### SHORT TASK
Your answer should be a single number: the count of lines containing "JEGE".

....

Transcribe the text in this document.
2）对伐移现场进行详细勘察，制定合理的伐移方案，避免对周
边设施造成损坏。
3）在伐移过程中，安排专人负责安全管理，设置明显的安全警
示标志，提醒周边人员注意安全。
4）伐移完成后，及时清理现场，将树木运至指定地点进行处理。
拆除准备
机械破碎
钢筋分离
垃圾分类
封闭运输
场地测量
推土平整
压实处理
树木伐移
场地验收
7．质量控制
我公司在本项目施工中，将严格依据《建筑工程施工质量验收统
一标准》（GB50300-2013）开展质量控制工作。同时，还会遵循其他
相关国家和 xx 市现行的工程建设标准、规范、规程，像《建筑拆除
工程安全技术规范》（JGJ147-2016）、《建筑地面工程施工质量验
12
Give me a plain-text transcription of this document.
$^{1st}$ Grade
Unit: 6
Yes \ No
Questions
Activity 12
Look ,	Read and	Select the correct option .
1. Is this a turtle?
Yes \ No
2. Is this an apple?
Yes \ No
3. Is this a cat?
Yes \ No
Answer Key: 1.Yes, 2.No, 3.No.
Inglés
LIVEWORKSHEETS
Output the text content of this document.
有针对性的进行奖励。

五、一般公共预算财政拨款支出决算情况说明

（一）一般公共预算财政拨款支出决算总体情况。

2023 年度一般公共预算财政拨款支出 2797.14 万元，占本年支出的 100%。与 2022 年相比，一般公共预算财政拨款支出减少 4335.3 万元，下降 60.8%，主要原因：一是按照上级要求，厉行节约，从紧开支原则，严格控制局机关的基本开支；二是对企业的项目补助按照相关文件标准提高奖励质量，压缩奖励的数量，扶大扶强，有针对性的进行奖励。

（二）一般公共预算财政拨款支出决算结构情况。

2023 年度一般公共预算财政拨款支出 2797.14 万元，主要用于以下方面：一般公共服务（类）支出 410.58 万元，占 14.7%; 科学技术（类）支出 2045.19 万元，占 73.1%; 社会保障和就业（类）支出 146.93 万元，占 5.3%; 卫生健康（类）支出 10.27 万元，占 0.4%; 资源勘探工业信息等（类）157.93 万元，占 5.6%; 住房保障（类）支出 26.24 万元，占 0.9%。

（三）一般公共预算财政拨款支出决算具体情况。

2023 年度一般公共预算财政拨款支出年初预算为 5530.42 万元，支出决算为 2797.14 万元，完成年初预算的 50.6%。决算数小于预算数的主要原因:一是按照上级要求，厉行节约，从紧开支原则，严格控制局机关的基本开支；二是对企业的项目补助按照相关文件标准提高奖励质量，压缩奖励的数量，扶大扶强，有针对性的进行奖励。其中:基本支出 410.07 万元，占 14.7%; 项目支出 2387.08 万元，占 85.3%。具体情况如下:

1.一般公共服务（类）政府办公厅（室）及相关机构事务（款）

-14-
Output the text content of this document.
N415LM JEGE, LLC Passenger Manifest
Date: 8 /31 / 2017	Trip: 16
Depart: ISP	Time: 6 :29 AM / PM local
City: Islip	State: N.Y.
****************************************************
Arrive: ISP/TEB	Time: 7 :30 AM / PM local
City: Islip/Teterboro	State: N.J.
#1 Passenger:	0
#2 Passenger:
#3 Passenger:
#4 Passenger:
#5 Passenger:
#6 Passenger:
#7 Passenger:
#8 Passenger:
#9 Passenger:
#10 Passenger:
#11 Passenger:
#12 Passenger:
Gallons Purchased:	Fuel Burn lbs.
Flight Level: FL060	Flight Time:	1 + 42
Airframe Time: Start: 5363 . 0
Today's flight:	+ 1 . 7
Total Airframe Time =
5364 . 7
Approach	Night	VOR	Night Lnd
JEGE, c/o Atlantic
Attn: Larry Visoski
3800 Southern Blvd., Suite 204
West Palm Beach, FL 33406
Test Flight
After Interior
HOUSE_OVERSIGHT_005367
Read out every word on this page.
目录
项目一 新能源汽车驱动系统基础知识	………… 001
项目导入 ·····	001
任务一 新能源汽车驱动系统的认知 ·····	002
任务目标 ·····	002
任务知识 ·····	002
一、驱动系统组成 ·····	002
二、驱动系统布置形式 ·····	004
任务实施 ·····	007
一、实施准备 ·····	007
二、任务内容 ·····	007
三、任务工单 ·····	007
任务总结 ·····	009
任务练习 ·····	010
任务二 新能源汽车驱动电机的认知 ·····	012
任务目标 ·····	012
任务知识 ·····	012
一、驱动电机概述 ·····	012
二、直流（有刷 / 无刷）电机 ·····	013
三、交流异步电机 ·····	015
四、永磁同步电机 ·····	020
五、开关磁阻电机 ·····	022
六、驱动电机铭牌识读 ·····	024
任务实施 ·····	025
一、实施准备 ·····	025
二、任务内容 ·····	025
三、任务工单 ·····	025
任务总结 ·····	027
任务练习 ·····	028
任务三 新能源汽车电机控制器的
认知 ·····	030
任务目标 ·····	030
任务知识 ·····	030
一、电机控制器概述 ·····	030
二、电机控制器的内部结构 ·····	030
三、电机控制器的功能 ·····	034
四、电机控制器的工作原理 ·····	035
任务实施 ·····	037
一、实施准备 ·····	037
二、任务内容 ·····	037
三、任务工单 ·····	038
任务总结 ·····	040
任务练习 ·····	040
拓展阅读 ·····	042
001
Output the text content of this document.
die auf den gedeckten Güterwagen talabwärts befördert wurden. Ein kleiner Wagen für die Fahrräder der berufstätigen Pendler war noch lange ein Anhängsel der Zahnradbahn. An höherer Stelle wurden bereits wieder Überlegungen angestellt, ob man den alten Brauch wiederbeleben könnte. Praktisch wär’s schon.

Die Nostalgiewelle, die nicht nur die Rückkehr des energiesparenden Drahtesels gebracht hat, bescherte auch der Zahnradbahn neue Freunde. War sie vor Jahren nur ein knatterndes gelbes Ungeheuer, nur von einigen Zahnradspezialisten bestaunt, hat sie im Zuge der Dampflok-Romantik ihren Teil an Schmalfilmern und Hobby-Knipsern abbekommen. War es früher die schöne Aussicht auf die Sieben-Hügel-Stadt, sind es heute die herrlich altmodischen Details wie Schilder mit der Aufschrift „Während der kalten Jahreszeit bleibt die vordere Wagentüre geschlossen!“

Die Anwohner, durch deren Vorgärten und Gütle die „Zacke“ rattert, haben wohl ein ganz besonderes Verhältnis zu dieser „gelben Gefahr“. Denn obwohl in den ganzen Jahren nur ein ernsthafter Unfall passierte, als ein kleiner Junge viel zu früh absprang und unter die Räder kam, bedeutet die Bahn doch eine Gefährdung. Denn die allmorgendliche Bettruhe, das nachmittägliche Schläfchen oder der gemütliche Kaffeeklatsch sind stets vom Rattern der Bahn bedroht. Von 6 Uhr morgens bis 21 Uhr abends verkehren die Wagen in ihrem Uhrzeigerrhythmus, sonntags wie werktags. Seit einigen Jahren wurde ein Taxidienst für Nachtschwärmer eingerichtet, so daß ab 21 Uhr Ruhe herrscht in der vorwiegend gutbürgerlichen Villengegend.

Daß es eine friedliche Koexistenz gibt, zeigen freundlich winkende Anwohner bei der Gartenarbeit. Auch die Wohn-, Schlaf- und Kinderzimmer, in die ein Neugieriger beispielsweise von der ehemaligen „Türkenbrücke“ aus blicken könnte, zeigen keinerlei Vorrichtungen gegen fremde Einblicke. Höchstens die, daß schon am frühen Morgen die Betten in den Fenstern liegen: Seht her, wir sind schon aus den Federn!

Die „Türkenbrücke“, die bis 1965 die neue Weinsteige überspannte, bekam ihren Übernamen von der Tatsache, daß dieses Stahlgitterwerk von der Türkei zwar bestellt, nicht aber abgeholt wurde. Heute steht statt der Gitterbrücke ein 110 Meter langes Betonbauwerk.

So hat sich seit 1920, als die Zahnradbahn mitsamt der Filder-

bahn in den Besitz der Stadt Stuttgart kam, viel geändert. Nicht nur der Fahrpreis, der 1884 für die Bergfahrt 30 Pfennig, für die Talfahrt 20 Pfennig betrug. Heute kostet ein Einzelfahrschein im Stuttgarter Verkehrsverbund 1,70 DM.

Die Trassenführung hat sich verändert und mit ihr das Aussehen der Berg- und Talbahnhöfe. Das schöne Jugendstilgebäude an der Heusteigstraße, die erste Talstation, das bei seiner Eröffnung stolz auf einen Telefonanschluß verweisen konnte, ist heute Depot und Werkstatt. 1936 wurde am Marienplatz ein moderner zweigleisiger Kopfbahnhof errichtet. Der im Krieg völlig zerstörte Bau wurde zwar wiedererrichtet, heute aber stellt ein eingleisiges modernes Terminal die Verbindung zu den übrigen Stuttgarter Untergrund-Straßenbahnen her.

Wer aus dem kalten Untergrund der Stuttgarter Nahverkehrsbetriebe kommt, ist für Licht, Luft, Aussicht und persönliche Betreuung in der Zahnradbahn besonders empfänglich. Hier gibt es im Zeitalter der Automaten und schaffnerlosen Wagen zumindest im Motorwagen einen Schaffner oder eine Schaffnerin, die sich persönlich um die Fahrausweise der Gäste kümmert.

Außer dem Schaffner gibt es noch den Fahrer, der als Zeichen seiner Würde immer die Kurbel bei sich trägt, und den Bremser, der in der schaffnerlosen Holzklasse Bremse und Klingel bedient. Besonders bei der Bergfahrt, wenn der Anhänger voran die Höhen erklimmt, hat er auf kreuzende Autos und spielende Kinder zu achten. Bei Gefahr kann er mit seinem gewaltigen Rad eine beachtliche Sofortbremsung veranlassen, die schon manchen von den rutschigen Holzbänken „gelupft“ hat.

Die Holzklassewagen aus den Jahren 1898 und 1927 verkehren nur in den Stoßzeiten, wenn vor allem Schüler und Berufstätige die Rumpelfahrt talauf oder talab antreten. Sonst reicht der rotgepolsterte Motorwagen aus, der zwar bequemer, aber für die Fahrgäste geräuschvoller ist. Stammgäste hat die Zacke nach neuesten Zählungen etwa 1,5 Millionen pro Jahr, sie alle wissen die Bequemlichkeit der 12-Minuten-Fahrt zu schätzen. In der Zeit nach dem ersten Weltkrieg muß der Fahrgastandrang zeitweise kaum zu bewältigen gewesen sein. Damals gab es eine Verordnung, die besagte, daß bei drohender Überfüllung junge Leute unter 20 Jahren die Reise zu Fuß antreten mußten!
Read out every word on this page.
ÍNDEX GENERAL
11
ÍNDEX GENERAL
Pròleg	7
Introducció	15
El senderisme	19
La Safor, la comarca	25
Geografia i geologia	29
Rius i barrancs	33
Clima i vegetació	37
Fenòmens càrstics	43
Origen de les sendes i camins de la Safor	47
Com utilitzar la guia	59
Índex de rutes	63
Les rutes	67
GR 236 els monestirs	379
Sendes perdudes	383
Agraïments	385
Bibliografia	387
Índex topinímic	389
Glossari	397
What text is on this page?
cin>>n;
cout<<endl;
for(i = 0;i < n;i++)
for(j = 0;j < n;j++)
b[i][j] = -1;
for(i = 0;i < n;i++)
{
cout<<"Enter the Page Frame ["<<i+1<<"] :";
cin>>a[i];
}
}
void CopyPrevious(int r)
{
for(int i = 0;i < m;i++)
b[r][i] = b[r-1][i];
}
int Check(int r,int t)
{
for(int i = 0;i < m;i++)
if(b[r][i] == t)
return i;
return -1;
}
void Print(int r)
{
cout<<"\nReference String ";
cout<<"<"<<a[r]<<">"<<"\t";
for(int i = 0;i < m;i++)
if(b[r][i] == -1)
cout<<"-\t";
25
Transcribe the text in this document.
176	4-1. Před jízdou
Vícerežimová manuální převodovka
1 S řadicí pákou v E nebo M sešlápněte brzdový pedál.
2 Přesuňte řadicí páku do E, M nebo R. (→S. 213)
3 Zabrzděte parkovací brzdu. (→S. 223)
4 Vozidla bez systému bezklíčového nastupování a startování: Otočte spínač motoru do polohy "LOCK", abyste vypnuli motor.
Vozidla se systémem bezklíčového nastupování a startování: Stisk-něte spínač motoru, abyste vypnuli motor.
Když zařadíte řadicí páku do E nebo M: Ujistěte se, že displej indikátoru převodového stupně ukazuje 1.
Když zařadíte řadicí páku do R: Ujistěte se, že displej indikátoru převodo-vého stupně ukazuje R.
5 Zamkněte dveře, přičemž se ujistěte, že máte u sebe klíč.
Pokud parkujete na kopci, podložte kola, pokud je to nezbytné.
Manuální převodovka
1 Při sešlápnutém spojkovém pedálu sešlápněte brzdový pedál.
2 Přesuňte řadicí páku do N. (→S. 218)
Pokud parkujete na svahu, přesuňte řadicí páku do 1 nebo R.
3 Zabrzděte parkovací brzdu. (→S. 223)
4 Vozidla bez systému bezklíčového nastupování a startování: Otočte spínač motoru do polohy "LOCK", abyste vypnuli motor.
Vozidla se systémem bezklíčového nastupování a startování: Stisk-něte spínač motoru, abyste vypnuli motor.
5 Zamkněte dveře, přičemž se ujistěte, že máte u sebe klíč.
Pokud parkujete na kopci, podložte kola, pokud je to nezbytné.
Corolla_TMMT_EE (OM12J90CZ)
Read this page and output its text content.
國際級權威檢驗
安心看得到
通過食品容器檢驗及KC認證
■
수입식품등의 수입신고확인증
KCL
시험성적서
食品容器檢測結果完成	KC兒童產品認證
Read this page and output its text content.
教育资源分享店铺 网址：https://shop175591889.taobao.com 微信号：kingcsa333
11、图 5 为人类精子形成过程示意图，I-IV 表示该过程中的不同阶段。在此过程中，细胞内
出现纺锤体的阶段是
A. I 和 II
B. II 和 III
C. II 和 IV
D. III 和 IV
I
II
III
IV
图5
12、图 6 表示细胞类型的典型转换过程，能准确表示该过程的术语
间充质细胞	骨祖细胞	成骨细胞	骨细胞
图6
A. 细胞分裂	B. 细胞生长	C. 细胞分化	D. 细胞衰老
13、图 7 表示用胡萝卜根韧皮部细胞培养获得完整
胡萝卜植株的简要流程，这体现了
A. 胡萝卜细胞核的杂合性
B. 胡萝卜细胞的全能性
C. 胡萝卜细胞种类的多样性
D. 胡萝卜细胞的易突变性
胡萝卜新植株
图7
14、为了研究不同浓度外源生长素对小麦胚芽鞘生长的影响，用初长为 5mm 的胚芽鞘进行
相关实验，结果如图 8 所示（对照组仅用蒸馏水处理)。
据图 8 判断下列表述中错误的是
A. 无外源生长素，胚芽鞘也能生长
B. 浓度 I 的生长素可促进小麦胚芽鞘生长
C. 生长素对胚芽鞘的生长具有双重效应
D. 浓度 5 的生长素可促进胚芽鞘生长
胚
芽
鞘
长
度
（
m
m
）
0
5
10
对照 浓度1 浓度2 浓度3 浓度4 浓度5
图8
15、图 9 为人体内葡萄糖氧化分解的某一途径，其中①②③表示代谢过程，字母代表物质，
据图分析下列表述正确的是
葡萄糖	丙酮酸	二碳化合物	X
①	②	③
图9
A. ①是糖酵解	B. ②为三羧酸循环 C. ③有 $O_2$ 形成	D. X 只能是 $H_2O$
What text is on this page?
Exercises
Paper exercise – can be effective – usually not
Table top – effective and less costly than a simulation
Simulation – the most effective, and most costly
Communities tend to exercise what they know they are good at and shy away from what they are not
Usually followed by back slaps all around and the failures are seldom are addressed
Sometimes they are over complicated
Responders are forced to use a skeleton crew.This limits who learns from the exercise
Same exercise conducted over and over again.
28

....

### TASK OUTPUT
2